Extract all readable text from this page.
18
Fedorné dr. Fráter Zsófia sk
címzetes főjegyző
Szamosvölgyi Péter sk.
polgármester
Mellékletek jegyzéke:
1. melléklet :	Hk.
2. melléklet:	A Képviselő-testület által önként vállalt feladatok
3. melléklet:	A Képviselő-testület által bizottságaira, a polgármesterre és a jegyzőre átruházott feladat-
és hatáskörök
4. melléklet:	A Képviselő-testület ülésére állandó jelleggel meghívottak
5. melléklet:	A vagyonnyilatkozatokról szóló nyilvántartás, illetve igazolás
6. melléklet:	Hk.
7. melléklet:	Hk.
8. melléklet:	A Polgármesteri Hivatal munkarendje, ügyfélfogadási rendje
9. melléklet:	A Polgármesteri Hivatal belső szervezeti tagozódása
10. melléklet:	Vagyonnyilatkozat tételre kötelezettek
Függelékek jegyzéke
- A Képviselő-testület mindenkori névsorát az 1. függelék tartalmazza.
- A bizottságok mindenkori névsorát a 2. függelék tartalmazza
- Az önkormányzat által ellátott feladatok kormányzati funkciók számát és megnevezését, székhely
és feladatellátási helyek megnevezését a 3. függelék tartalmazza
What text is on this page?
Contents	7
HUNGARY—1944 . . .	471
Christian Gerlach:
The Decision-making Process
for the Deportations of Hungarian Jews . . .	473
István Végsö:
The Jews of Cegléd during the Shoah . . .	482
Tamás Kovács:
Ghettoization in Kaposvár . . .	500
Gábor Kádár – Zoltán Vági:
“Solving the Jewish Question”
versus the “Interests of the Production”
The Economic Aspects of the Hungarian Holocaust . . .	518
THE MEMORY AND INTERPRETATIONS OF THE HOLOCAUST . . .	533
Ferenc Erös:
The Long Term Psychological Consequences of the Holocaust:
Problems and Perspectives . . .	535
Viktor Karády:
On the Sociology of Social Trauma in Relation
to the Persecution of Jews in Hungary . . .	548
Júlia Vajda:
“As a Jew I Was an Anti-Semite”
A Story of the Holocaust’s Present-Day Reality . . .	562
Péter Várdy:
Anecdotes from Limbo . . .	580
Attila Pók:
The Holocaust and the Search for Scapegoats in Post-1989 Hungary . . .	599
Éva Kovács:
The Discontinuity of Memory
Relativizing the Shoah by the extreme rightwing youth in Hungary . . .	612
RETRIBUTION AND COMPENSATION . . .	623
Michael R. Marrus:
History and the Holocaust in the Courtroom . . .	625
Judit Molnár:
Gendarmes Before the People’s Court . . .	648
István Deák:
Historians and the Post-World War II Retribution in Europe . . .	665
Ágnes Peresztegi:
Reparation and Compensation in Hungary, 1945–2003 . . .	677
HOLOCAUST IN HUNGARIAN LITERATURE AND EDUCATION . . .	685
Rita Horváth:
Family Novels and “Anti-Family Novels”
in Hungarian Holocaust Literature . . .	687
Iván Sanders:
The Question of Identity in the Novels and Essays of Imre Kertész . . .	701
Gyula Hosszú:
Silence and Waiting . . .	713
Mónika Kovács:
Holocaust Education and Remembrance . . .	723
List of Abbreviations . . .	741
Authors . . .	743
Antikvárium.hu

==

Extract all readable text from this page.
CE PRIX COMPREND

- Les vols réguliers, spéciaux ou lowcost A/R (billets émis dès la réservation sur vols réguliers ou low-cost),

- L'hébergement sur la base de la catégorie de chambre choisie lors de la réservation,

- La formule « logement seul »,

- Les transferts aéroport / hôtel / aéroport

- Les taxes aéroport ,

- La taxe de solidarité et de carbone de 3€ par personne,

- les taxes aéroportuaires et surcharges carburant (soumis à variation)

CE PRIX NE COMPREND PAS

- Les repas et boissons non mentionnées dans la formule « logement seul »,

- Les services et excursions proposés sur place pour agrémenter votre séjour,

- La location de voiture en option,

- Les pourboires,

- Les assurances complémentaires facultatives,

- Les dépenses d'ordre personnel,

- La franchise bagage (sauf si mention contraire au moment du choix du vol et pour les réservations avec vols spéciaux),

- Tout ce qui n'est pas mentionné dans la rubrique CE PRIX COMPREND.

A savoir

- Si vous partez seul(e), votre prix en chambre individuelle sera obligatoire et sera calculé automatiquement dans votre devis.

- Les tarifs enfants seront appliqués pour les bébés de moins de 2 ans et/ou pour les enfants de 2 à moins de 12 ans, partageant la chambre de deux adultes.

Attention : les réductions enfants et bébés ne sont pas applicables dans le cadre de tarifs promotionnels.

...

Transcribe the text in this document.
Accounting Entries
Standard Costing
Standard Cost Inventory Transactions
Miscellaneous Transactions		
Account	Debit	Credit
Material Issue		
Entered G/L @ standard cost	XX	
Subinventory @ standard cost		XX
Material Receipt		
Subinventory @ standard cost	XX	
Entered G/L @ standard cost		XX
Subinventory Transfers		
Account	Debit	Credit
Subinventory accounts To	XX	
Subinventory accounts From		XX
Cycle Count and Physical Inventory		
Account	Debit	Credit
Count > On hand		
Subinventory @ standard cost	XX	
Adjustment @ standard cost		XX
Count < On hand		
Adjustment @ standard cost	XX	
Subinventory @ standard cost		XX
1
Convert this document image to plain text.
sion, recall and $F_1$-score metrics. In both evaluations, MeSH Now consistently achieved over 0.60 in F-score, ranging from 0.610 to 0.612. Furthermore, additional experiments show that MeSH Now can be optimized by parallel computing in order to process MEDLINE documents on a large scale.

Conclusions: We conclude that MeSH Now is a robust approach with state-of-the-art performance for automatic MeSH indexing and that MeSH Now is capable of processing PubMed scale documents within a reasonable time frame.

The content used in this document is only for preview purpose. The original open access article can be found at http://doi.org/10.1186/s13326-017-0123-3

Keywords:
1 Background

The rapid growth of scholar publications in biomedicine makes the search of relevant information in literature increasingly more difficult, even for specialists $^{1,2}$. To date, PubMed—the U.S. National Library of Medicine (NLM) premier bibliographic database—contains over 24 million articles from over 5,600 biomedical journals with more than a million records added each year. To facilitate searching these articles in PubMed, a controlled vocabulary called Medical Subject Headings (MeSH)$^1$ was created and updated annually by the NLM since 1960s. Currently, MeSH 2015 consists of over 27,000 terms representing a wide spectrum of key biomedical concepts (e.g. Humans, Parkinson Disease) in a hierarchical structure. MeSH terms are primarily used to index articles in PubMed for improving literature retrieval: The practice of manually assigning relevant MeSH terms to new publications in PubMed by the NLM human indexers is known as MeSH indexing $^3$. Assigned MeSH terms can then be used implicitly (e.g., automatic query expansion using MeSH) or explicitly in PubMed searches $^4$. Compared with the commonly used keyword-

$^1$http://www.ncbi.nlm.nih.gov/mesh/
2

WHAT IS EXPECTED -
Locate all lines in the listing above with the word "dans" and copy them.

EXERCISE OUTPUT -
- Les repas et boissons non mentionnées dans la formule « logement seul »,
- Tout ce qui n'est pas mentionné dans la rubrique CE PRIX COMPREND.
- Si vous partez seul(e), votre prix en chambre individuelle sera obligatoire et sera calculé automatiquement dans votre devis.
Attention : les réductions enfants et bébés ne sont pas applicables dans le cadre de tarifs promotionnels.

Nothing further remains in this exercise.